_What is being asked_.
Locate every line below that contains the word "this" and copy it.

Data records
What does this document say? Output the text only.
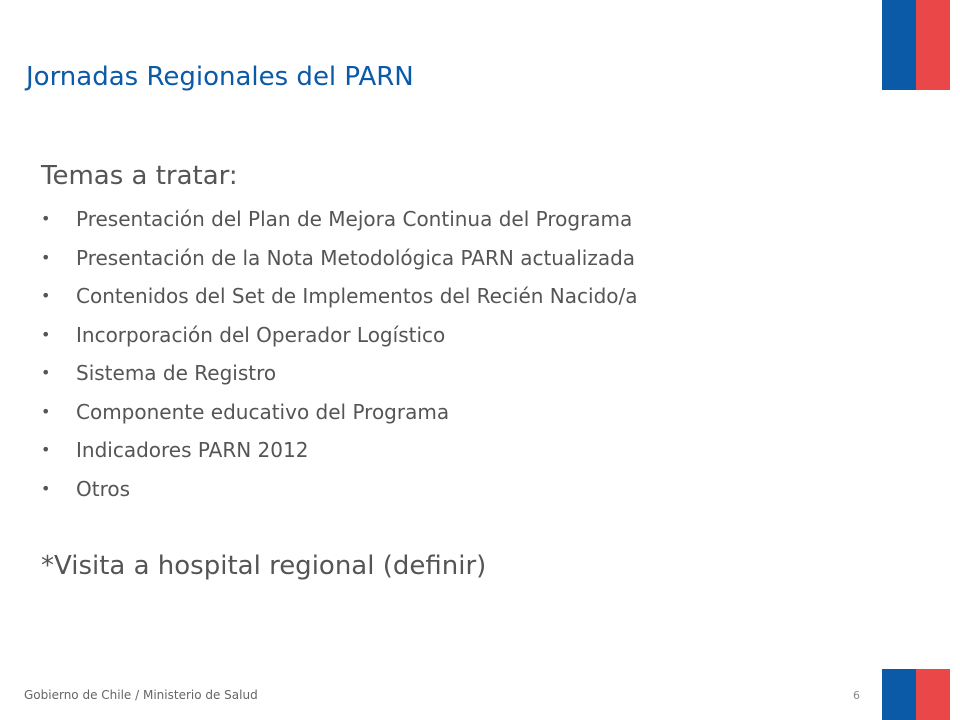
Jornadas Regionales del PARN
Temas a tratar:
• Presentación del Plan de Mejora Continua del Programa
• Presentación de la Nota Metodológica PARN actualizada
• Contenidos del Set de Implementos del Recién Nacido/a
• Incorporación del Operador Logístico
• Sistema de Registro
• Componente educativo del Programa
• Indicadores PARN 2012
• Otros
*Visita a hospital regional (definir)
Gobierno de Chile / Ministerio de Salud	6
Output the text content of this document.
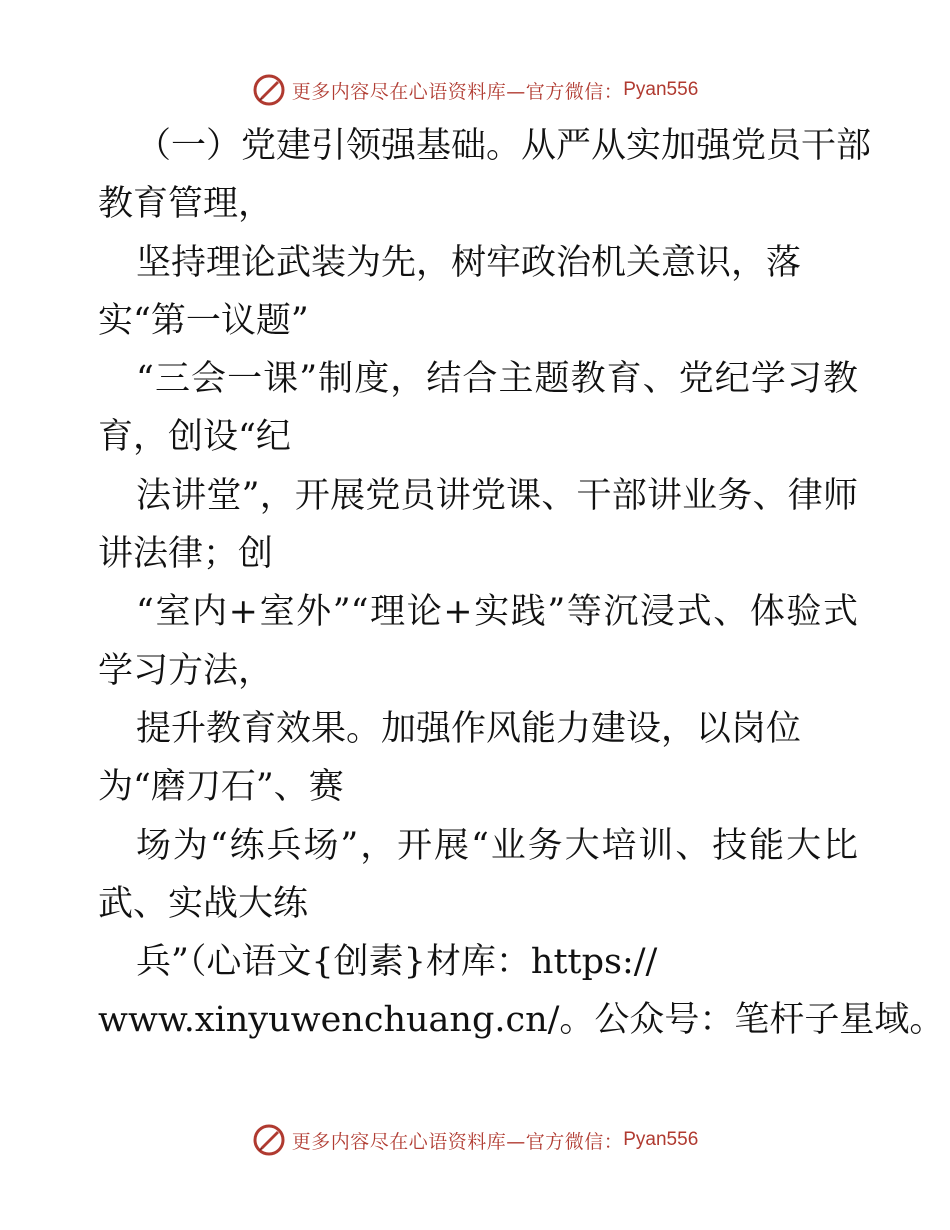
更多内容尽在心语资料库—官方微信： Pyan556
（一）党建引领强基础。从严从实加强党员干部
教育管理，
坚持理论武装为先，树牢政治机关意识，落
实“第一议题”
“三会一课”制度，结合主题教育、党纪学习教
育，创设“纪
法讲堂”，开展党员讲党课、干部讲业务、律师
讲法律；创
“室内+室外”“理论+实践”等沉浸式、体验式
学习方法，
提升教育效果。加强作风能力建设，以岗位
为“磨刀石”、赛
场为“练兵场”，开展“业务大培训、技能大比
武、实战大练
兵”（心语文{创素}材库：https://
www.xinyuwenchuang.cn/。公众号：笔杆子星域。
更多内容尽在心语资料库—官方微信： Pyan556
* * *
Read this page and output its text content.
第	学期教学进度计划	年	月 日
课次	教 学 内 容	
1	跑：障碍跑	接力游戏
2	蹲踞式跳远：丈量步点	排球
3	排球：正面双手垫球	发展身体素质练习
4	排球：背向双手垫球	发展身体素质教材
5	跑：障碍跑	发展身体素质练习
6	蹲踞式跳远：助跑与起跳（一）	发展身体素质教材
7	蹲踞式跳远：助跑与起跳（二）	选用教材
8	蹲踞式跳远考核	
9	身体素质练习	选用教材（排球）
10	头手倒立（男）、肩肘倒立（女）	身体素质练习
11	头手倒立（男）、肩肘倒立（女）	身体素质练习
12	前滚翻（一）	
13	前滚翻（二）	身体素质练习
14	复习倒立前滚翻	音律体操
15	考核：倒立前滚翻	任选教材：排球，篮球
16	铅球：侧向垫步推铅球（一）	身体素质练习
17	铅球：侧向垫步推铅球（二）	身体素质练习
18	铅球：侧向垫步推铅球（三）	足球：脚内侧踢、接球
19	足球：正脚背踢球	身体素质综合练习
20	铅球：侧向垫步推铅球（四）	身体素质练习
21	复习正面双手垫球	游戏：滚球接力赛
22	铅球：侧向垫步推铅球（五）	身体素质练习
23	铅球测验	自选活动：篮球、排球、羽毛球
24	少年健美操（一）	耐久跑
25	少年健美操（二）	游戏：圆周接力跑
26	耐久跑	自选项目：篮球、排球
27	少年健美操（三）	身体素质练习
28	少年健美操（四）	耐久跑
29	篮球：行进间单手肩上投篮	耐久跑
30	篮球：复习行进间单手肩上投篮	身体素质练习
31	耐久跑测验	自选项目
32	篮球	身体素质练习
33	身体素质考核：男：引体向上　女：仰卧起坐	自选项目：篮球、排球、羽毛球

_Response to the exercise_.
What does this document say? Output the text only.
Output the text content of this document.
Read this page and output its text content.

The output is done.